INSTRUCTIONS FOR THE TASK:
Leaving out the pictures, transcribe all of the records faithfully.

Excerpt from a dataset:
^^^^^^^^^^^^^^^^

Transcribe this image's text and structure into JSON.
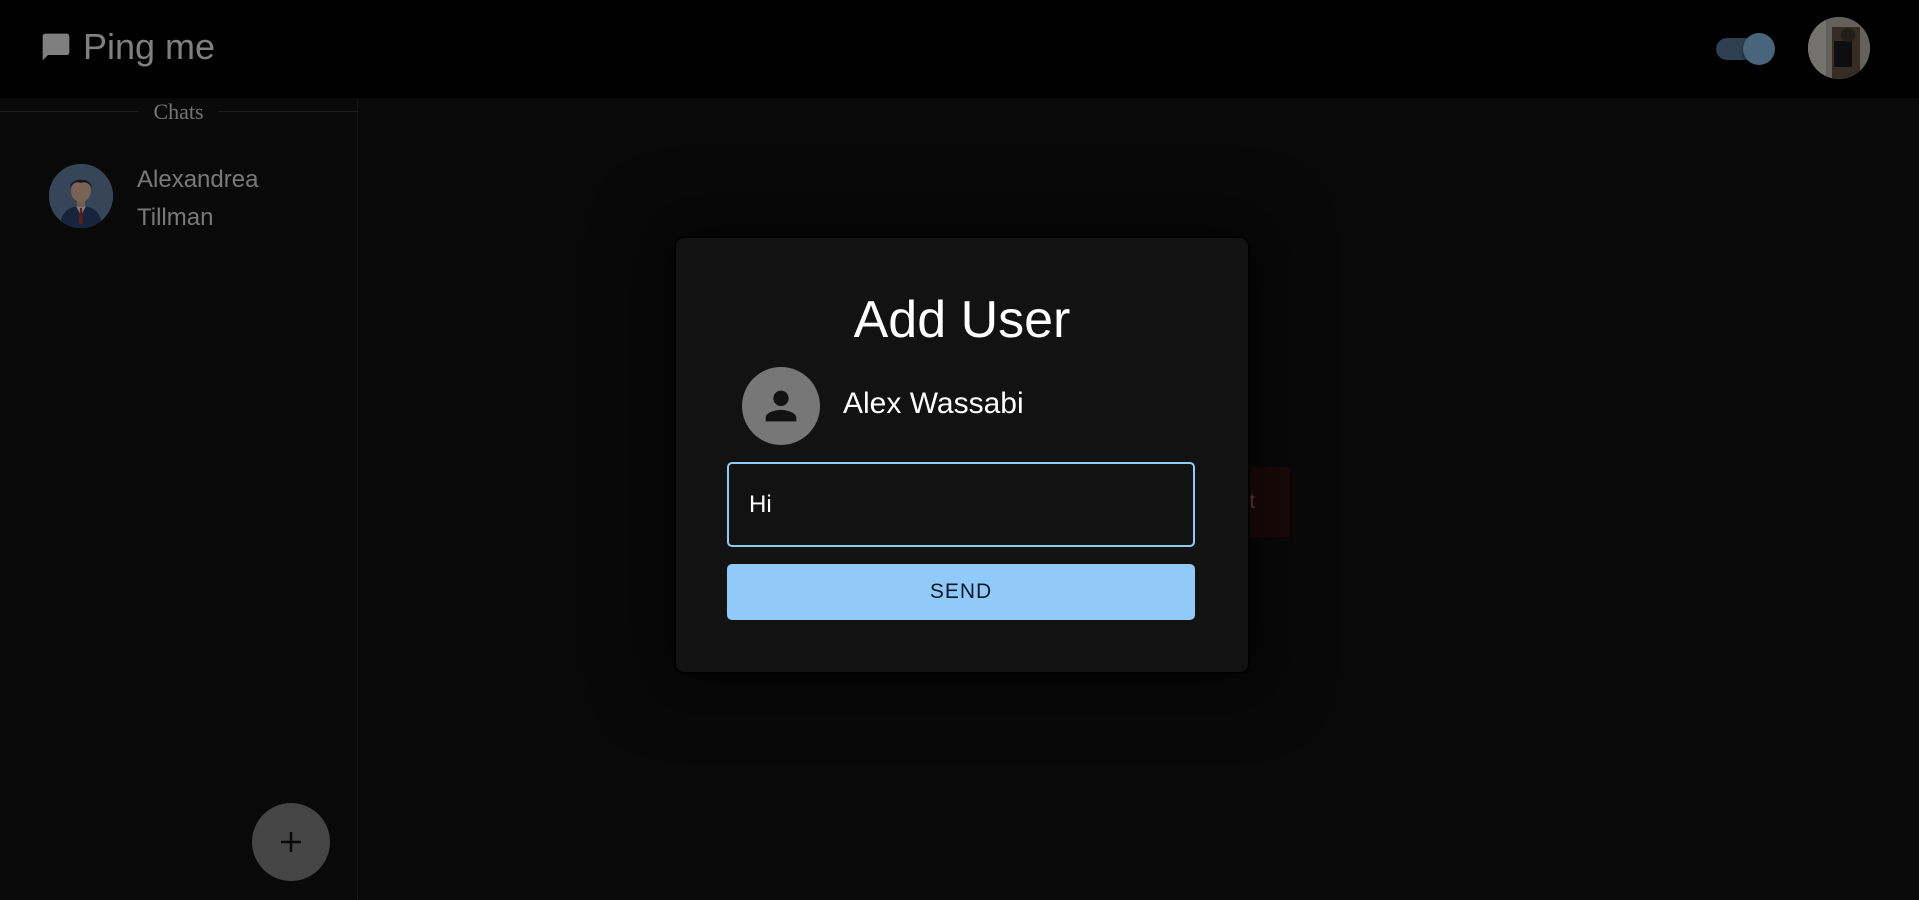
{
  "app": {
    "title": "Ping me",
    "brand_icon": "chat-bubble-icon",
    "theme_toggle": "on",
    "user_avatar": "user-photo"
  },
  "sidebar": {
    "section_label": "Chats",
    "chats": [
      {
        "name_line1": "Alexandrea",
        "name_line2": "Tillman",
        "avatar": "businessman-avatar"
      }
    ],
    "add_button_icon": "plus-icon"
  },
  "main": {
    "start_chat_text": "hat"
  },
  "dialog": {
    "title": "Add User",
    "contact_name": "Alex Wassabi",
    "contact_avatar": "person-icon",
    "message_value": "Hi",
    "send_label": "SEND"
  },
  "colors": {
    "accent": "#90caf9",
    "appbar": "#000000",
    "background": "#121212"
  }
}
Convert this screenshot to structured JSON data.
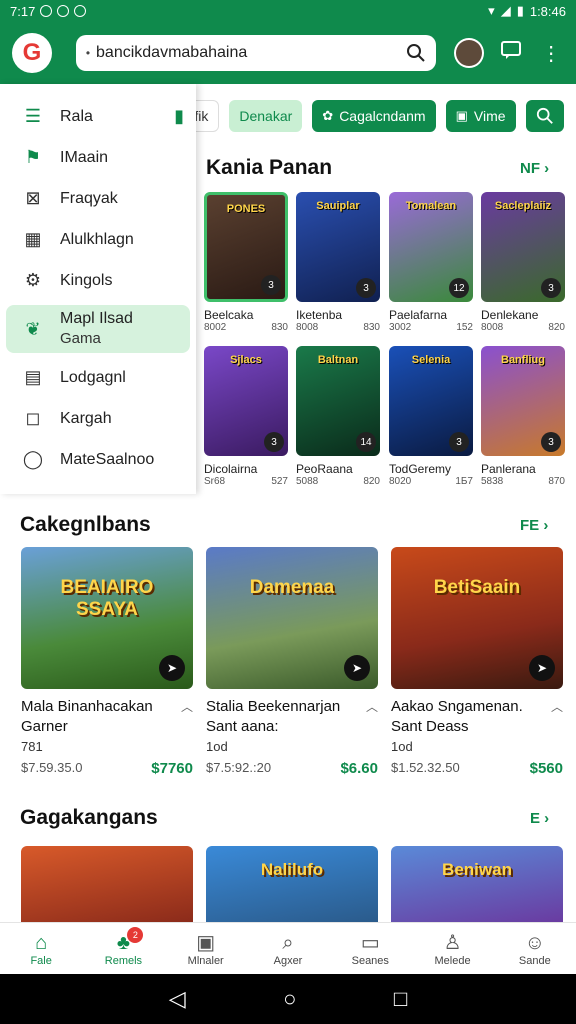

^^^^^^^^^^^^^^^^

RESPONSE BELOW:
Transcribe this image's text and structure into JSON.
{
  "app": {
    "title": "Ping me",
    "brand_icon": "chat-bubble-icon",
    "theme_toggle": "on",
    "user_avatar": "user-photo"
  },
  "sidebar": {
    "section_label": "Chats",
    "chats": [
      {
        "name_line1": "Alexandrea",
        "name_line2": "Tillman",
        "avatar": "businessman-avatar"
      }
    ],
    "add_button_icon": "plus-icon"
  },
  "main": {
    "start_chat_text": "hat"
  },
  "dialog": {
    "title": "Add User",
    "contact_name": "Alex Wassabi",
    "contact_avatar": "person-icon",
    "message_value": "Hi",
    "send_label": "SEND"
  },
  "colors": {
    "accent": "#90caf9",
    "appbar": "#000000",
    "background": "#121212"
  }
}
Convert this screenshot to structured JSON data.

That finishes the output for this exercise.